◆ **Data excerpts**:
Start
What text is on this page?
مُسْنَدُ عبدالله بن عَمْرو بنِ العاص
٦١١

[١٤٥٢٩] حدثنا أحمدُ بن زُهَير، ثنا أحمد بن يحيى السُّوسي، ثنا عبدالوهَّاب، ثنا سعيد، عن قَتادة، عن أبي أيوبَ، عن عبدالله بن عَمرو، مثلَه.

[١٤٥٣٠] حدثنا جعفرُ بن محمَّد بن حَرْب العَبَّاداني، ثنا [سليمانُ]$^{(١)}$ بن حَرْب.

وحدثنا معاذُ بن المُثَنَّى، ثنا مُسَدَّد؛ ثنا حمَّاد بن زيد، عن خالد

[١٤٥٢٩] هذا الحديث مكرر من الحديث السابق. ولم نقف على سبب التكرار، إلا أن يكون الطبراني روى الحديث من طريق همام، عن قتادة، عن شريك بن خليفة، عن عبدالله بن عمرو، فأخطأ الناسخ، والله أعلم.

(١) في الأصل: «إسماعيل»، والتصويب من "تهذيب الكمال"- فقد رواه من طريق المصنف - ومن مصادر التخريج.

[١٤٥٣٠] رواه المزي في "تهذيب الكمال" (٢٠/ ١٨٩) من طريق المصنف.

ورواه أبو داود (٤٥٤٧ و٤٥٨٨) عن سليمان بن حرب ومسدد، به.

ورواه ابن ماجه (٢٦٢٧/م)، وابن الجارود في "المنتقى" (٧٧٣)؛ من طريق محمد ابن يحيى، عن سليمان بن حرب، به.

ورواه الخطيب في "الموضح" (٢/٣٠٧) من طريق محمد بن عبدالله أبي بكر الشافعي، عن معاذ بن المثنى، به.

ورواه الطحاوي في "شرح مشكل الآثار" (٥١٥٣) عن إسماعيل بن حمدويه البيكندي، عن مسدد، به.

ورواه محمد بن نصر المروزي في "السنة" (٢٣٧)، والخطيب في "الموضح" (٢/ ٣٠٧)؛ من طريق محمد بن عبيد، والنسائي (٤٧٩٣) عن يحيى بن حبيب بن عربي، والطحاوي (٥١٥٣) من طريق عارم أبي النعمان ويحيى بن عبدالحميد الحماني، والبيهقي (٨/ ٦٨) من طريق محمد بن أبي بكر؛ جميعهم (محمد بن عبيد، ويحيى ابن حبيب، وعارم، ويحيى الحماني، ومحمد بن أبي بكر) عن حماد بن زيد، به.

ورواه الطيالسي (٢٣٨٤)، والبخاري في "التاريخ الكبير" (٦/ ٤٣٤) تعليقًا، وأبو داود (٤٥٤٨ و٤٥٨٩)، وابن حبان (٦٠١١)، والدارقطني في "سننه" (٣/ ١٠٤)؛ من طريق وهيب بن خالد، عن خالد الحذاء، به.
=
End
Start
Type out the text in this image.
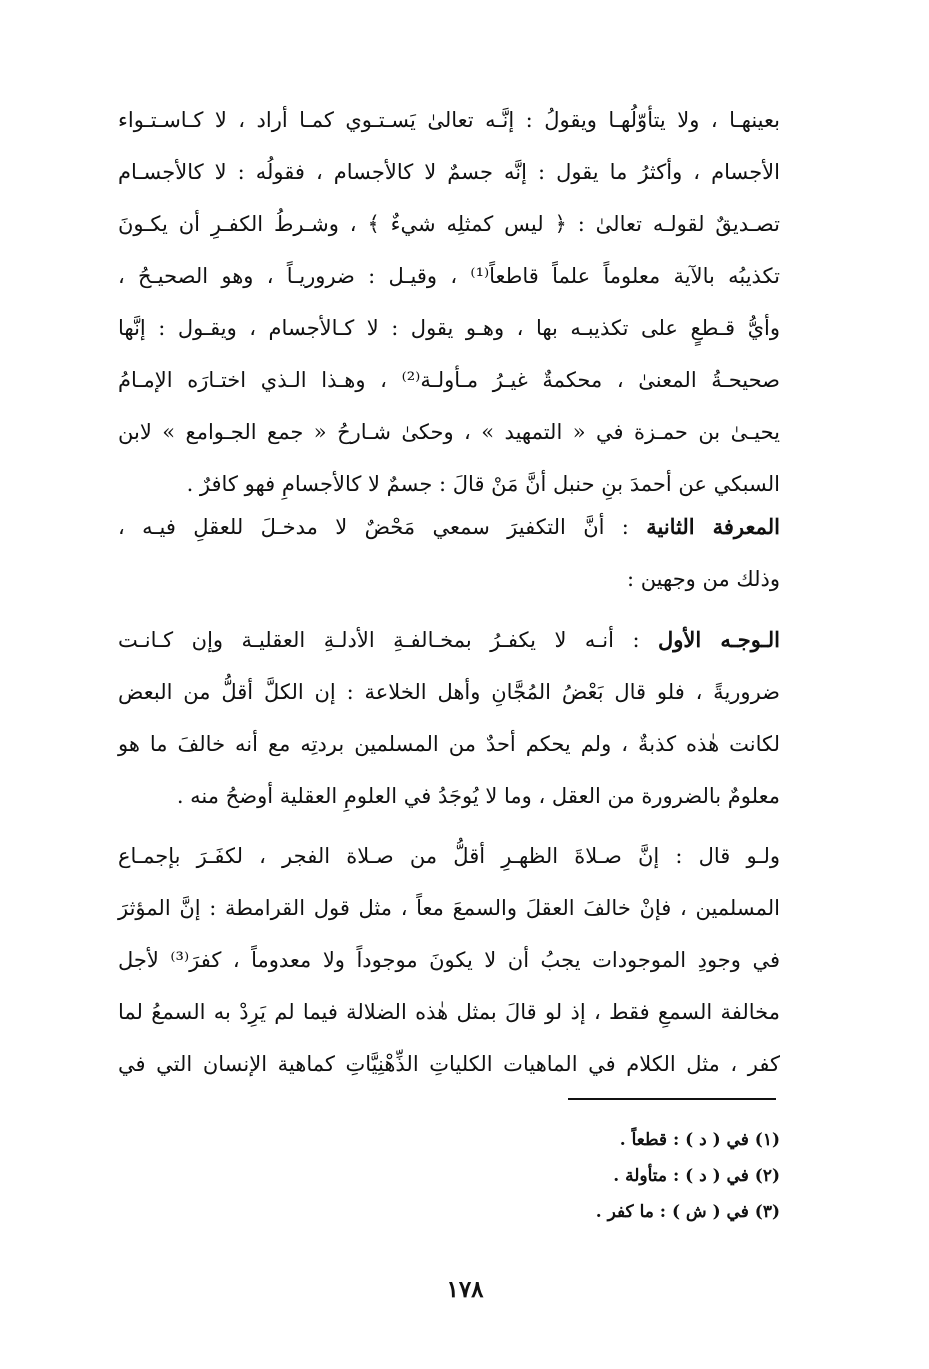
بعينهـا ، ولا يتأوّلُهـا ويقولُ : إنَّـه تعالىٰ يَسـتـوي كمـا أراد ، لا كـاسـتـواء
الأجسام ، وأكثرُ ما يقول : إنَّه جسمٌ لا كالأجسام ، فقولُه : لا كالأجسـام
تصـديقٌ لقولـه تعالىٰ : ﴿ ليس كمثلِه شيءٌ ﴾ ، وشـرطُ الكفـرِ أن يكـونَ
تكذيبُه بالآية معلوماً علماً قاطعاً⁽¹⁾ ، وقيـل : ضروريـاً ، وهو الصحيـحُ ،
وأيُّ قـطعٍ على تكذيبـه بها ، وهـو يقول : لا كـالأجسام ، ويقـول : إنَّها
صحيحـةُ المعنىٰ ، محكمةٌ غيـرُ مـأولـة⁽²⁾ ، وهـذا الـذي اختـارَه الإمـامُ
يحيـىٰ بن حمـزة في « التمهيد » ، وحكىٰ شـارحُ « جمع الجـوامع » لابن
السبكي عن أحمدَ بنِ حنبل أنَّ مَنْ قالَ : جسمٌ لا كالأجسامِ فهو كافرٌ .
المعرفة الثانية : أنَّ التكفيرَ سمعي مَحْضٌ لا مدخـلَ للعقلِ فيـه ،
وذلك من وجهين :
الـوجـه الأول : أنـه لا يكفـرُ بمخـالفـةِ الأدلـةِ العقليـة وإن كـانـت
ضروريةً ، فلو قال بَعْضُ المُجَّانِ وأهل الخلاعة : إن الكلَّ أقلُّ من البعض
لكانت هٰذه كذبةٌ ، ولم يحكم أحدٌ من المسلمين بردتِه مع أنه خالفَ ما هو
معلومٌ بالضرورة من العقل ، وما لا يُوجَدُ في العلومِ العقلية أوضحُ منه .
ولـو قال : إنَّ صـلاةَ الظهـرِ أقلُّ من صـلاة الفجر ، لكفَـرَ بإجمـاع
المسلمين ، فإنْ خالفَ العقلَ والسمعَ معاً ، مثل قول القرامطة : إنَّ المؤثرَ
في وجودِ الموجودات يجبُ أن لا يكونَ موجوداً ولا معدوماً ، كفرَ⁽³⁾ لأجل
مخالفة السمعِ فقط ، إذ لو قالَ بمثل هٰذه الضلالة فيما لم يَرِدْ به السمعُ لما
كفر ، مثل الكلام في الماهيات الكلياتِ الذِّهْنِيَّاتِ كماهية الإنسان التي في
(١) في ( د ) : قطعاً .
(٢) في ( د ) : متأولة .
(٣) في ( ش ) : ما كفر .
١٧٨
End
◆ **What is being asked**: List the lines of the records where "يحيى" occurs.

◆ **The output**:
[١٤٥٢٩] حدثنا أحمدُ بن زُهَير، ثنا أحمد بن يحيى السُّوسي، ثنا عبدالوهَّاب، ثنا سعيد، عن قَتادة، عن أبي أيوبَ، عن عبدالله بن عَمرو، مثلَه.
ورواه ابن ماجه (٢٦٢٧/م)، وابن الجارود في "المنتقى" (٧٧٣)؛ من طريق محمد ابن يحيى، عن سليمان بن حرب، به.
ورواه محمد بن نصر المروزي في "السنة" (٢٣٧)، والخطيب في "الموضح" (٢/ ٣٠٧)؛ من طريق محمد بن عبيد، والنسائي (٤٧٩٣) عن يحيى بن حبيب بن عربي، والطحاوي (٥١٥٣) من طريق عارم أبي النعمان ويحيى بن عبدالحميد الحماني، والبيهقي (٨/ ٦٨) من طريق محمد بن أبي بكر؛ جميعهم (محمد بن عبيد، ويحيى ابن حبيب، وعارم، ويحيى الحماني، ومحمد بن أبي بكر) عن حماد بن زيد، به.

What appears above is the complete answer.